Dataset excerpt
#####

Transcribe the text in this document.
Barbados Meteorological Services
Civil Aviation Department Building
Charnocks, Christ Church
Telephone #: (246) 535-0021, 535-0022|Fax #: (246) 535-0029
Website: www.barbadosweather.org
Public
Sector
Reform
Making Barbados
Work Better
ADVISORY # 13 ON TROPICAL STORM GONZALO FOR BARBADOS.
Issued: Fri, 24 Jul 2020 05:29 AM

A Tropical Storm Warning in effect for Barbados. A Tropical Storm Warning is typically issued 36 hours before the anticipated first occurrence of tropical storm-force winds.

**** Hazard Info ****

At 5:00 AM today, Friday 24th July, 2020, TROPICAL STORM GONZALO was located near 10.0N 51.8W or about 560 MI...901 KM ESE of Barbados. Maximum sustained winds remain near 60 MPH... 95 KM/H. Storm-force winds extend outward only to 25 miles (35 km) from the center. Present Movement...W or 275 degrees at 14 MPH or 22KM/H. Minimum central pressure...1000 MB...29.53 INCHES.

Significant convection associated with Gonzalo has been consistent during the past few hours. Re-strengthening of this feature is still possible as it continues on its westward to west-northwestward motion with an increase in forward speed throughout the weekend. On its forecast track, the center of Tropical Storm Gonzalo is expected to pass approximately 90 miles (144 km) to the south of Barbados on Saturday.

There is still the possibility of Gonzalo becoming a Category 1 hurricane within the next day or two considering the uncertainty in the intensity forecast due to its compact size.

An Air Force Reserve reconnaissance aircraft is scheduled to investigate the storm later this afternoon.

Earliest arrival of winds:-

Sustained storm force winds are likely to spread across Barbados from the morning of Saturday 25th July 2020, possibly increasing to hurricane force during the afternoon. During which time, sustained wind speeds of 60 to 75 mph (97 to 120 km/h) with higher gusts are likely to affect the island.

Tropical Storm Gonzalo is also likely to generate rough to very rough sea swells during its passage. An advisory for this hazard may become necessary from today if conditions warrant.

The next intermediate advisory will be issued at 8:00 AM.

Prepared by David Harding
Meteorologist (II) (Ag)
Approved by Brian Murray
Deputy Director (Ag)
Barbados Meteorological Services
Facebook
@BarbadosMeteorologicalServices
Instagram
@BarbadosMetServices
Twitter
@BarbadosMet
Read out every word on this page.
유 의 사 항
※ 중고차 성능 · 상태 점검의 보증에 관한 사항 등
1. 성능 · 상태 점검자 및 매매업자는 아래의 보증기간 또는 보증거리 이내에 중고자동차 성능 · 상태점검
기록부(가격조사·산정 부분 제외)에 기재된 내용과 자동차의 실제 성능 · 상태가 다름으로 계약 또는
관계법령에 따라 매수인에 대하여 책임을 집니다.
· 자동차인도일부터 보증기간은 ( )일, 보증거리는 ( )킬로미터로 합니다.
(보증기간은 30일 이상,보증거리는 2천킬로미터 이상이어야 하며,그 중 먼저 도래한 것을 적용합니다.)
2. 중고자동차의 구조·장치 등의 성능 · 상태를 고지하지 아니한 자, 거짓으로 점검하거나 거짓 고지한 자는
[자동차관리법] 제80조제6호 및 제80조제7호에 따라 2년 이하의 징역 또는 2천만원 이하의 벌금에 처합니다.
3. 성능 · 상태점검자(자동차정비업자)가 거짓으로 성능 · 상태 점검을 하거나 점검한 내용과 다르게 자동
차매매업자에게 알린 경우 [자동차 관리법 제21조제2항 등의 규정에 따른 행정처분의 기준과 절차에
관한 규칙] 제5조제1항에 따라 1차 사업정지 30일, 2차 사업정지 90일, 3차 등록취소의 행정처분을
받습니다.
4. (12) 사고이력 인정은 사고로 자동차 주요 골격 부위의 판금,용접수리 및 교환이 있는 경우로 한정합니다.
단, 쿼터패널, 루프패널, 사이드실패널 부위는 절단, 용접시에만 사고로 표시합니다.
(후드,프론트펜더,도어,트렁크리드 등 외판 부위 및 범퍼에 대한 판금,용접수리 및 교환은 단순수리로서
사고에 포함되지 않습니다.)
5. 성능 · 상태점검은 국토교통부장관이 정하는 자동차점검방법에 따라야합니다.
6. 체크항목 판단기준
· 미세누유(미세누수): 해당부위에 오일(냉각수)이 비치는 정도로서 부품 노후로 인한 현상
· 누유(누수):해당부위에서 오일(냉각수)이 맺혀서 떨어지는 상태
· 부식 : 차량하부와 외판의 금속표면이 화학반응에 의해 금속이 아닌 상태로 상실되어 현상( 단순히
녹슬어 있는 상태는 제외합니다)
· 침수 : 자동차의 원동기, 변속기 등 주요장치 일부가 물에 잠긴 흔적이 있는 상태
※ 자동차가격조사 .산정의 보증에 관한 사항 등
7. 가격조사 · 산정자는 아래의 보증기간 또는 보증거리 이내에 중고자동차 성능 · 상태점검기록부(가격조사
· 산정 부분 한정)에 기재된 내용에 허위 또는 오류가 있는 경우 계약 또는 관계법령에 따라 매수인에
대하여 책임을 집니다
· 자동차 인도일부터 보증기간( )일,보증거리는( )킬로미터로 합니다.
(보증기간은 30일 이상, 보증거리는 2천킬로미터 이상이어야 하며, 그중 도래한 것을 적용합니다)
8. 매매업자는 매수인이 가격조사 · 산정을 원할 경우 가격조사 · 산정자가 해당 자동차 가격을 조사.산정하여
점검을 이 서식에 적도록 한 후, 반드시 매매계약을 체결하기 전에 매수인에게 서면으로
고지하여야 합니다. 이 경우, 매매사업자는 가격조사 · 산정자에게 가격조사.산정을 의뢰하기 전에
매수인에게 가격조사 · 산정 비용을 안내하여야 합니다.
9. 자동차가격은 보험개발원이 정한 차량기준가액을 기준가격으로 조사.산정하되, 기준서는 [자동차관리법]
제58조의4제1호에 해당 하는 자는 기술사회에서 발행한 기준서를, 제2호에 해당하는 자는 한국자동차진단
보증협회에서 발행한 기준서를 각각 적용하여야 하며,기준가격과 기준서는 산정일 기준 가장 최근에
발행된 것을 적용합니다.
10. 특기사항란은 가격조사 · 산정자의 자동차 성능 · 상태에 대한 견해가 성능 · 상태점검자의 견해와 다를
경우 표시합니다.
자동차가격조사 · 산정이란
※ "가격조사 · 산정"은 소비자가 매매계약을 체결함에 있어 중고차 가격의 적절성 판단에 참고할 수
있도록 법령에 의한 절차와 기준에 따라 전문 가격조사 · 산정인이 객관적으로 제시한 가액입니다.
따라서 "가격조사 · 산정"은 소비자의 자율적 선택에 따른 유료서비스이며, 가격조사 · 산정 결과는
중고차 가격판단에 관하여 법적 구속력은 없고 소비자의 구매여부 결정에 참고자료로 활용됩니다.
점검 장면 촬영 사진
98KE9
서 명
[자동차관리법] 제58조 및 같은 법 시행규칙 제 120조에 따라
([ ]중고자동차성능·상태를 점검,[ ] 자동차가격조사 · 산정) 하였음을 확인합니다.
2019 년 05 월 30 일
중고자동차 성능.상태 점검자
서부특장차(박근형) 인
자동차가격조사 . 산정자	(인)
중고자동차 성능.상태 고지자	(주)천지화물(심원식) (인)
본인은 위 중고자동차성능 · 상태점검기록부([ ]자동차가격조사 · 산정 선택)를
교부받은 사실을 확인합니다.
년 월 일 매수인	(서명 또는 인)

#####

Search the listing for the word "확인합니다". Copy every line in which it occurs.

([ ]중고자동차성능·상태를 점검,[ ] 자동차가격조사 · 산정) 하였음을 확인합니다.
교부받은 사실을 확인합니다.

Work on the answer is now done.